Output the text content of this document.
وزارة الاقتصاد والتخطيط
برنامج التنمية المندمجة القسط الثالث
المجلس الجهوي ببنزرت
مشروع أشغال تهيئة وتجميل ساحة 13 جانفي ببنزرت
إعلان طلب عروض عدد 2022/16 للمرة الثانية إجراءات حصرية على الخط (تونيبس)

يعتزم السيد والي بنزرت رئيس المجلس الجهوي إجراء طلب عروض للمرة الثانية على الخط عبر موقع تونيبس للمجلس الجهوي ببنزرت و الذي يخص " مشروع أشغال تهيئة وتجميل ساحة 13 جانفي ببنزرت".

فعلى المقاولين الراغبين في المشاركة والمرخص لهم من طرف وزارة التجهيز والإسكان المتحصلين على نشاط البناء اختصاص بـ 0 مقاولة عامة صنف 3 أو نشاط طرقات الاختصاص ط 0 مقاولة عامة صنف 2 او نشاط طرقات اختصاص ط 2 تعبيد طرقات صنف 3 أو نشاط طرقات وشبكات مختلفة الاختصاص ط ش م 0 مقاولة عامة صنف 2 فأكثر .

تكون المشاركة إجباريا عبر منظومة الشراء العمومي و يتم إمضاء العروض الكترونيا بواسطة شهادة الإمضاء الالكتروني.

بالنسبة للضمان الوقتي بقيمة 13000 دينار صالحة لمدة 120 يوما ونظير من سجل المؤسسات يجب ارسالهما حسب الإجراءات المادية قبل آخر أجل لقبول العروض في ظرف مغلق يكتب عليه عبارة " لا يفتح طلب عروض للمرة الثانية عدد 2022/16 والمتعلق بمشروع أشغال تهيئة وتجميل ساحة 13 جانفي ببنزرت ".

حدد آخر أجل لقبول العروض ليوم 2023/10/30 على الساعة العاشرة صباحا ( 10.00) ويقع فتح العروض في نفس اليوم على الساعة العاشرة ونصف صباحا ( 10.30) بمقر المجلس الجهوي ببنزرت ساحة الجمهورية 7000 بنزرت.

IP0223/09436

════════════════════

§ TASK STATEMENT
Your task is to output the full set of records exactly as presented.

§ SOLUTION FOR THIS PROBLEM
Output the text content of this document.
وزارة الاقتصاد والتخطيط
برنامج التنمية المندمجة القسط الثالث
المجلس الجهوي ببنزرت
مشروع أشغال تهيئة وتجميل ساحة 13 جانفي ببنزرت
إعلان طلب عروض عدد 2022/16 للمرة الثانية إجراءات حصرية على الخط (تونيبس)

يعتزم السيد والي بنزرت رئيس المجلس الجهوي إجراء طلب عروض للمرة الثانية على الخط عبر موقع تونيبس للمجلس الجهوي ببنزرت و الذي يخص " مشروع أشغال تهيئة وتجميل ساحة 13 جانفي ببنزرت".

فعلى المقاولين الراغبين في المشاركة والمرخص لهم من طرف وزارة التجهيز والإسكان المتحصلين على نشاط البناء اختصاص بـ 0 مقاولة عامة صنف 3 أو نشاط طرقات الاختصاص ط 0 مقاولة عامة صنف 2 او نشاط طرقات اختصاص ط 2 تعبيد طرقات صنف 3 أو نشاط طرقات وشبكات مختلفة الاختصاص ط ش م 0 مقاولة عامة صنف 2 فأكثر .

تكون المشاركة إجباريا عبر منظومة الشراء العمومي و يتم إمضاء العروض الكترونيا بواسطة شهادة الإمضاء الالكتروني.

بالنسبة للضمان الوقتي بقيمة 13000 دينار صالحة لمدة 120 يوما ونظير من سجل المؤسسات يجب ارسالهما حسب الإجراءات المادية قبل آخر أجل لقبول العروض في ظرف مغلق يكتب عليه عبارة " لا يفتح طلب عروض للمرة الثانية عدد 2022/16 والمتعلق بمشروع أشغال تهيئة وتجميل ساحة 13 جانفي ببنزرت ".

حدد آخر أجل لقبول العروض ليوم 2023/10/30 على الساعة العاشرة صباحا ( 10.00) ويقع فتح العروض في نفس اليوم على الساعة العاشرة ونصف صباحا ( 10.30) بمقر المجلس الجهوي ببنزرت ساحة الجمهورية 7000 بنزرت.

IP0223/09436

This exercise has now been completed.